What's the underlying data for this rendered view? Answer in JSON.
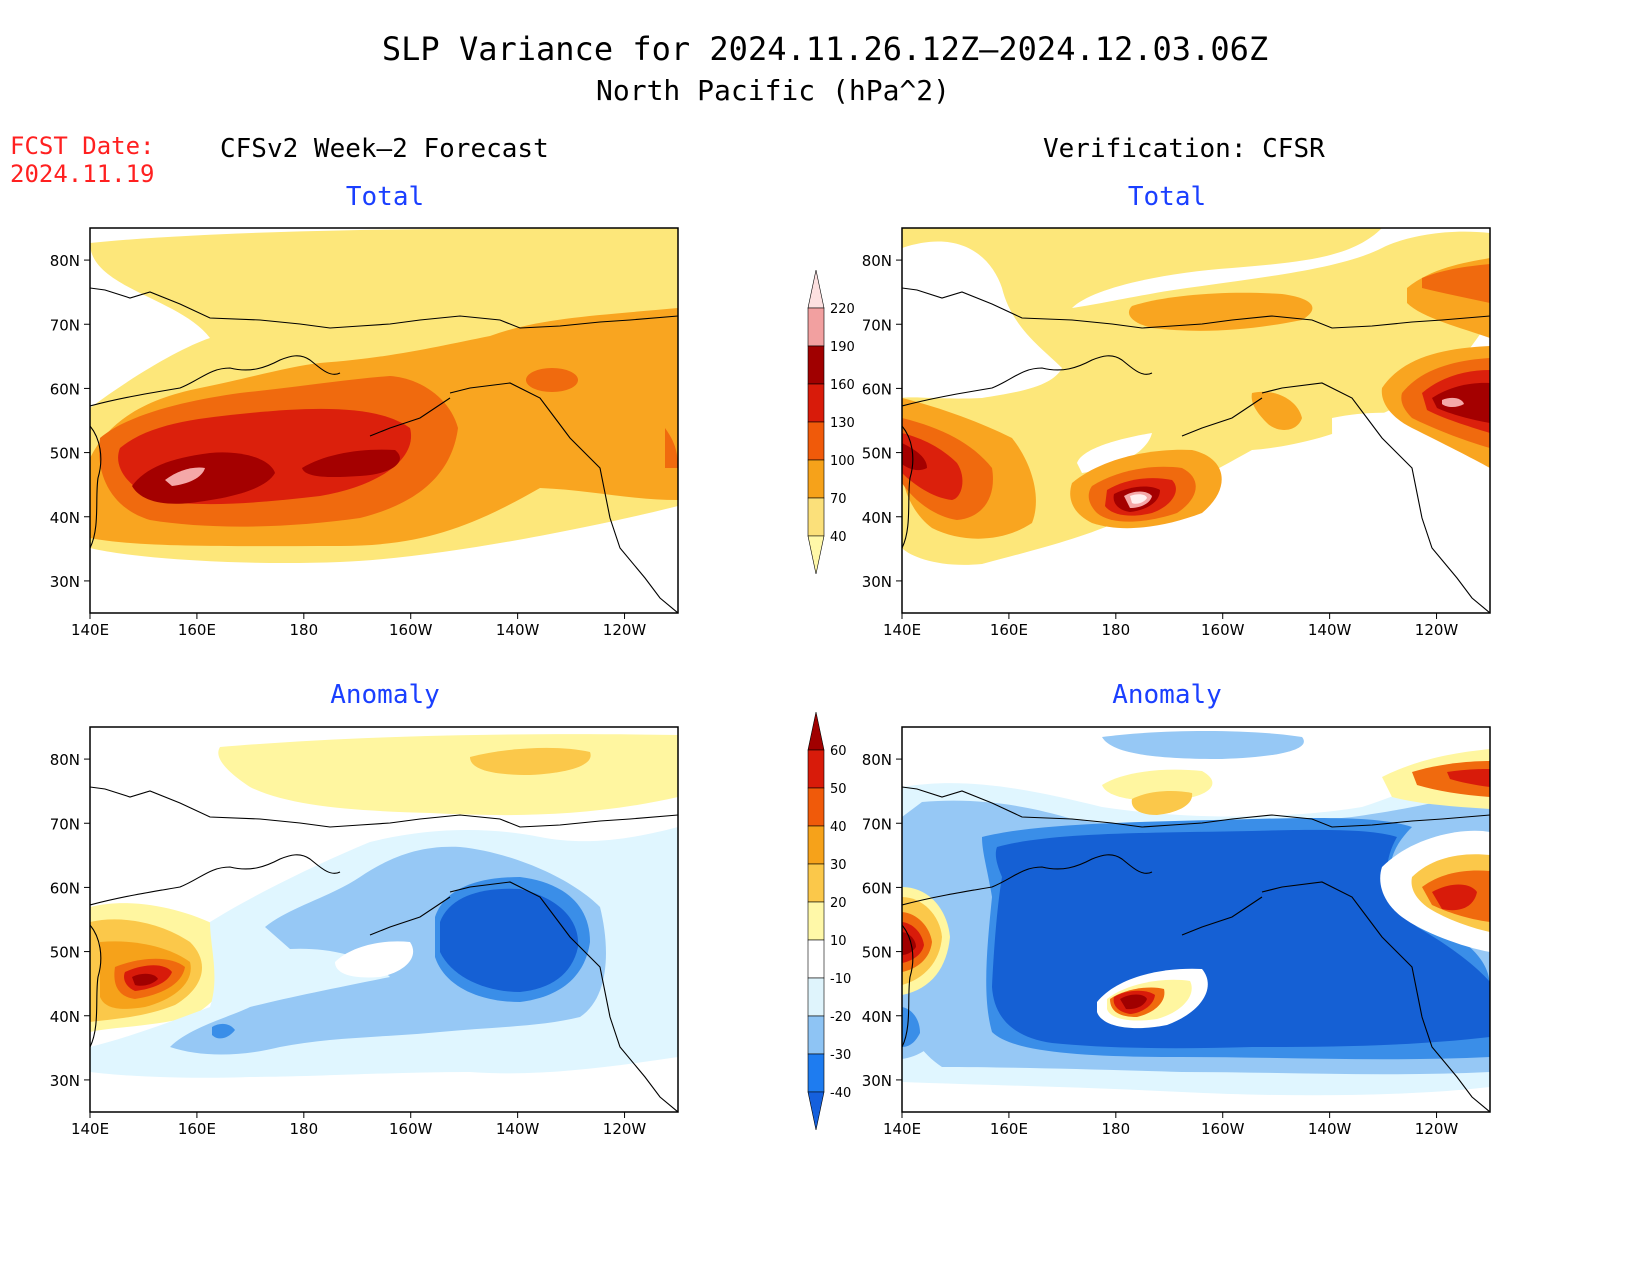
{
  "header": {
    "title": "SLP Variance for 2024.11.26.12Z–2024.12.03.06Z",
    "subtitle": "North Pacific (hPa^2)",
    "fcst_label": "FCST Date:",
    "fcst_date": "2024.11.19"
  },
  "columns": {
    "left": "CFSv2 Week–2 Forecast",
    "right": "Verification: CFSR"
  },
  "panels": {
    "total_label": "Total",
    "anomaly_label": "Anomaly"
  },
  "axes": {
    "lat_labels": [
      "80N",
      "70N",
      "60N",
      "50N",
      "40N",
      "30N"
    ],
    "lon_labels": [
      "140E",
      "160E",
      "180",
      "160W",
      "140W",
      "120W"
    ],
    "lat_range": [
      25,
      85
    ],
    "lon_range_east": [
      140,
      250
    ]
  },
  "colorbar_total": {
    "levels": [
      "40",
      "70",
      "100",
      "130",
      "160",
      "190",
      "220"
    ],
    "colors": [
      "#fff8a8",
      "#fbe07a",
      "#f6a21a",
      "#f05a0a",
      "#d81b0a",
      "#a00000",
      "#f2a0a0",
      "#fde0e0"
    ]
  },
  "colorbar_anomaly": {
    "levels": [
      "-40",
      "-30",
      "-20",
      "-10",
      "10",
      "20",
      "30",
      "40",
      "50",
      "60"
    ],
    "colors": [
      "#1560dd",
      "#1e7cf0",
      "#8ec4f4",
      "#dff4fc",
      "#ffffff",
      "#fff8a8",
      "#fbc84a",
      "#f6a21a",
      "#f05a0a",
      "#d81b0a",
      "#a00000"
    ]
  },
  "palette": {
    "t40": "#fde77a",
    "t70": "#f9a520",
    "t100": "#f06a0e",
    "t130": "#db200c",
    "t160": "#a40000",
    "t190": "#f4a8a8",
    "t220": "#fff0f0",
    "a_10": "#e0f6ff",
    "a_20": "#96c8f5",
    "a_30": "#3a8ee8",
    "a_40": "#1560d4",
    "a10": "#fff6a0",
    "a20": "#fbc84a",
    "a30": "#f6a21a",
    "a40": "#f06a0e",
    "a50": "#d81b0a",
    "a60": "#a00000"
  }
}
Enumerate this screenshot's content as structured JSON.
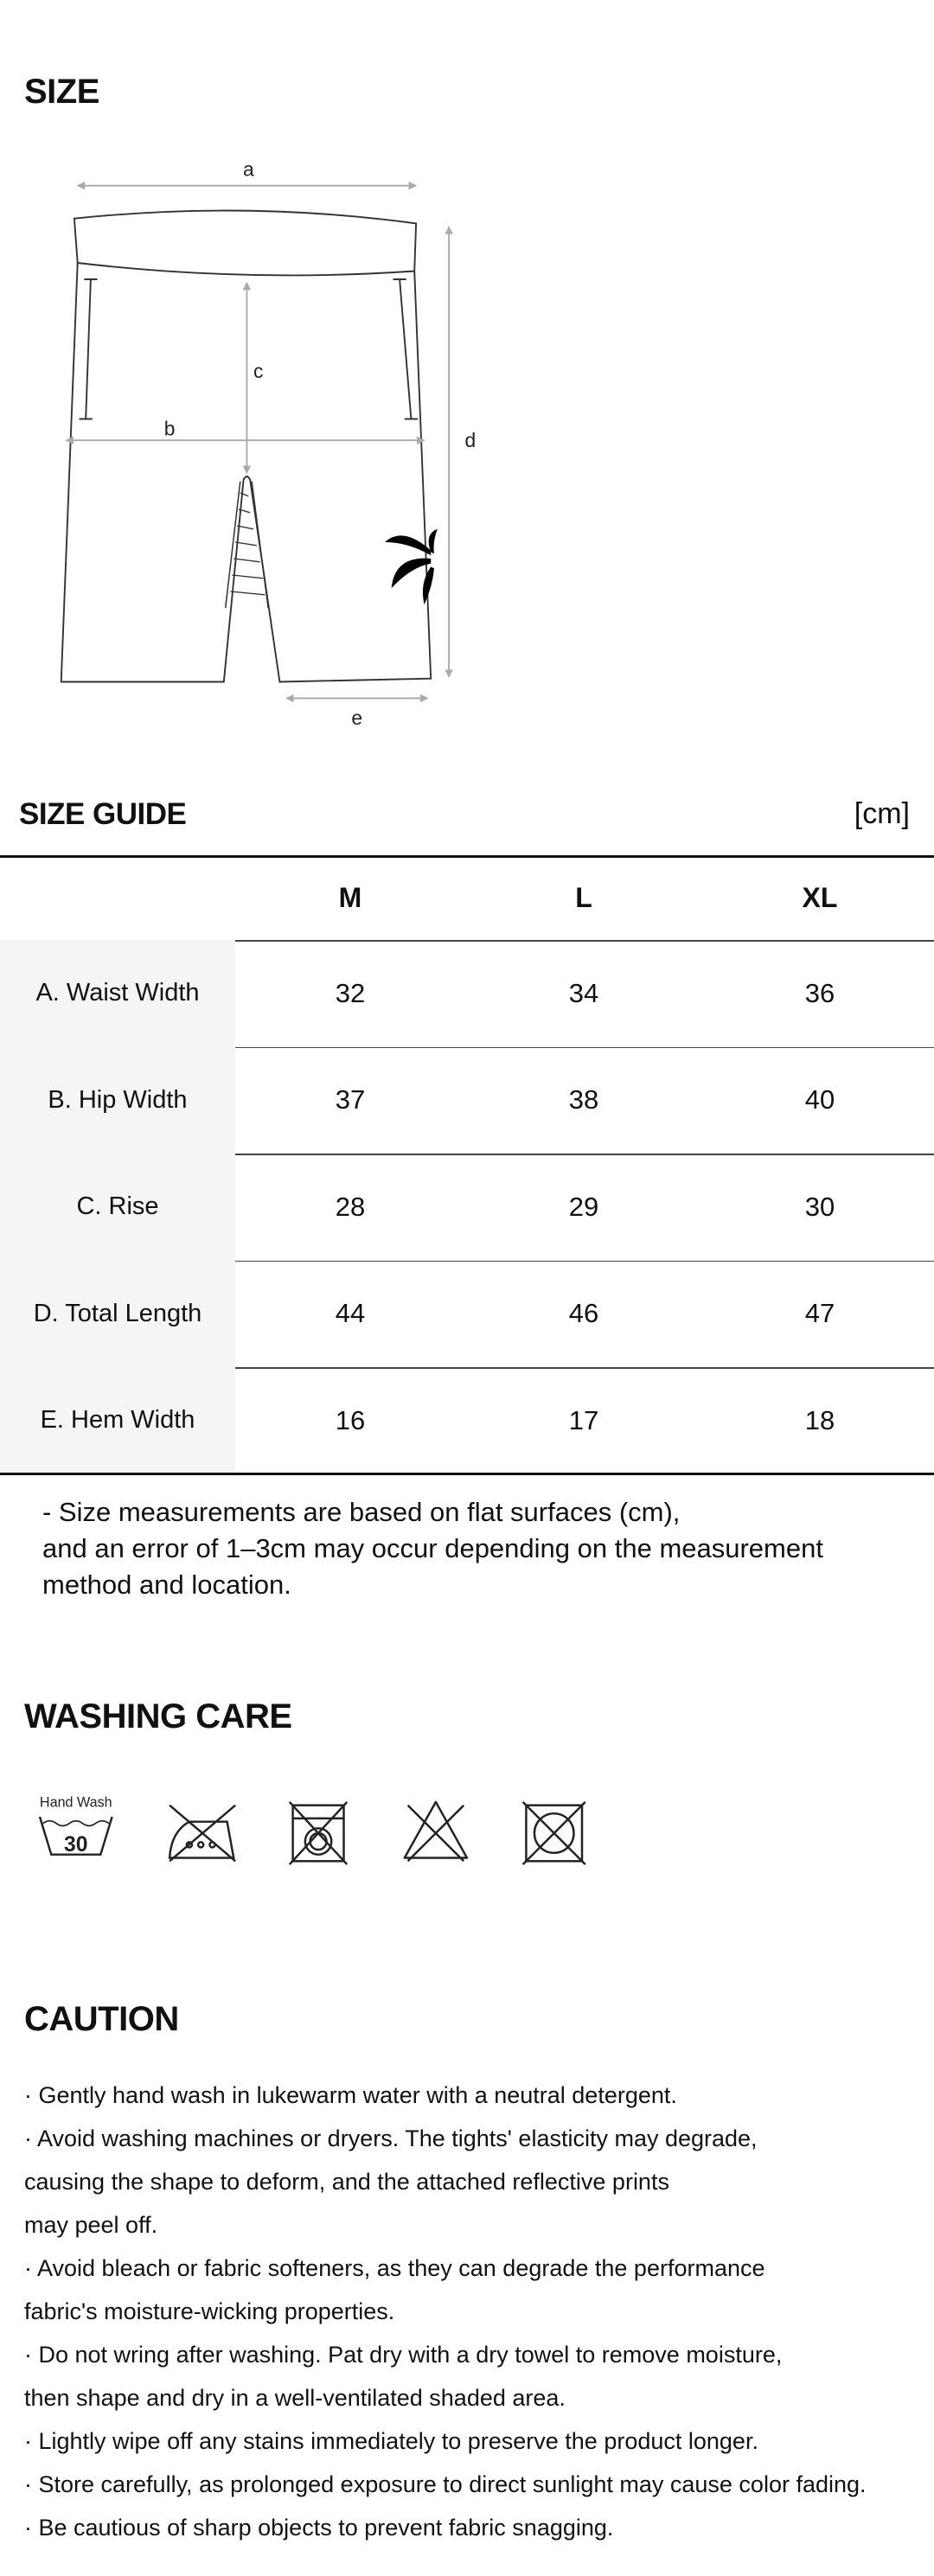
{
  "size_section": {
    "title": "SIZE",
    "diagram_labels": [
      "a",
      "b",
      "c",
      "d",
      "e"
    ]
  },
  "size_guide": {
    "title": "SIZE GUIDE",
    "unit": "[cm]",
    "columns": [
      "M",
      "L",
      "XL"
    ],
    "rows": [
      {
        "label": "A. Waist Width",
        "values": [
          32,
          34,
          36
        ]
      },
      {
        "label": "B. Hip Width",
        "values": [
          37,
          38,
          40
        ]
      },
      {
        "label": "C. Rise",
        "values": [
          28,
          29,
          30
        ]
      },
      {
        "label": "D. Total Length",
        "values": [
          44,
          46,
          47
        ]
      },
      {
        "label": "E. Hem Width",
        "values": [
          16,
          17,
          18
        ]
      }
    ],
    "note": [
      "- Size measurements are based on flat surfaces (cm),",
      "and an error of 1–3cm may occur depending on the measurement",
      "method and location."
    ]
  },
  "washing_care": {
    "title": "WASHING CARE",
    "hand_wash_label": "Hand Wash",
    "hand_wash_temp": 30
  },
  "caution": {
    "title": "CAUTION",
    "lines": [
      "· Gently hand wash in lukewarm water with a neutral detergent.",
      "· Avoid washing machines or dryers. The tights' elasticity may degrade,",
      "causing the shape to deform, and the attached reflective prints",
      "may peel off.",
      "· Avoid bleach or fabric softeners, as they can degrade the performance",
      "fabric's moisture-wicking properties.",
      "· Do not wring after washing. Pat dry with a dry towel to remove moisture,",
      "then shape and dry in a well-ventilated shaded area.",
      "· Lightly wipe off any stains immediately to preserve the product longer.",
      "· Store carefully, as prolonged exposure to direct sunlight may cause color fading.",
      "· Be cautious of sharp objects to prevent fabric snagging."
    ]
  }
}
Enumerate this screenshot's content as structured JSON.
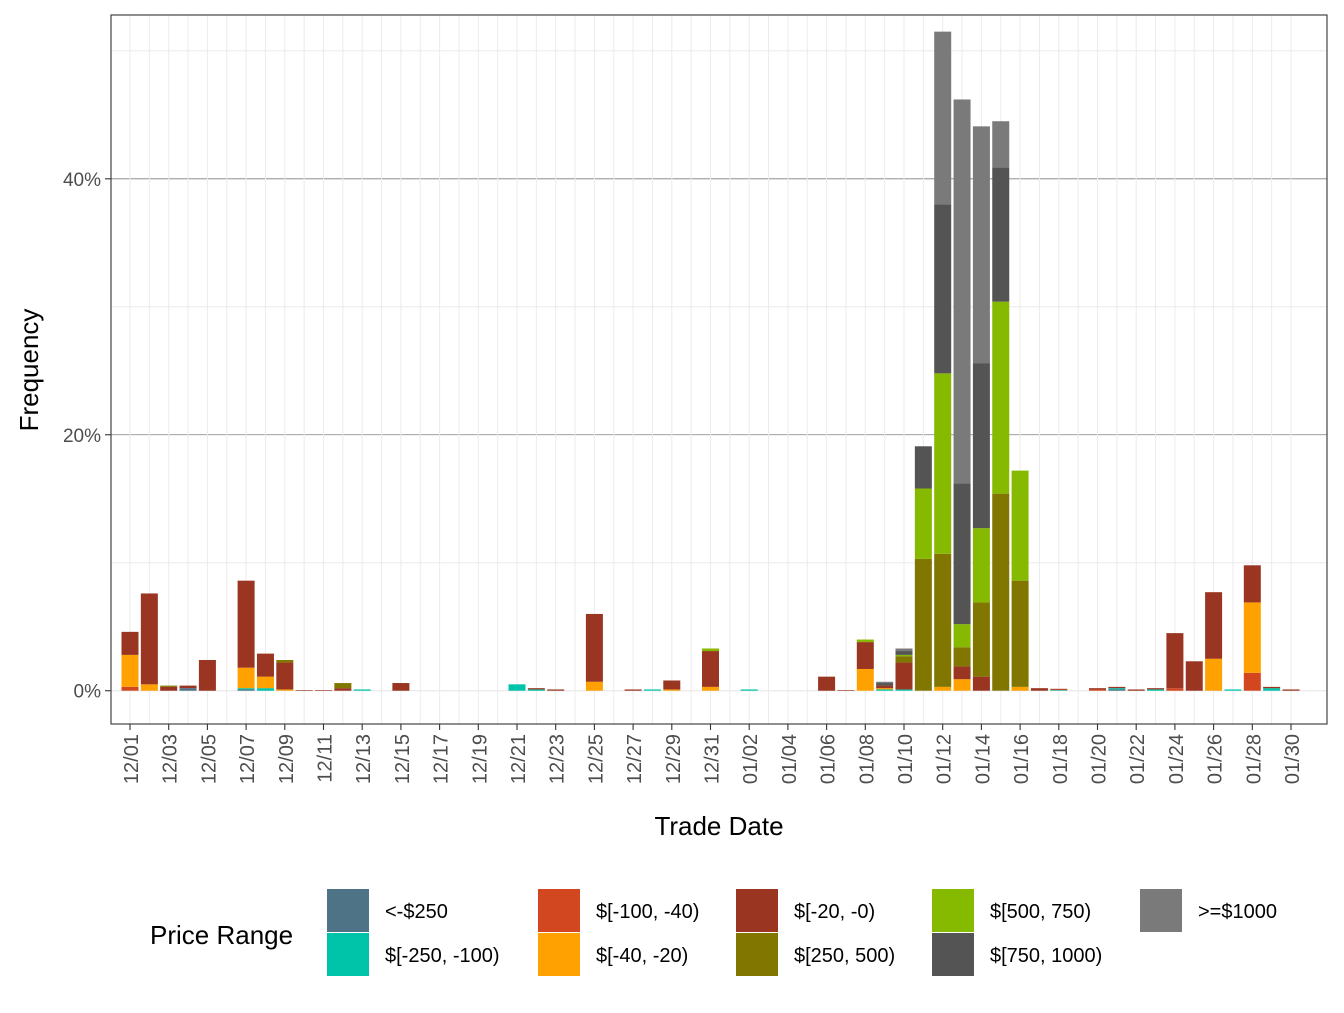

--- --- ---

PROBLEM TO WORK ON:
Of the lines above, copy each that contains "Width".

EXERCISE OUTPUT:
        "label": "A. Waist Width",
        "label": "B. Hip Width",
        "label": "E. Hem Width",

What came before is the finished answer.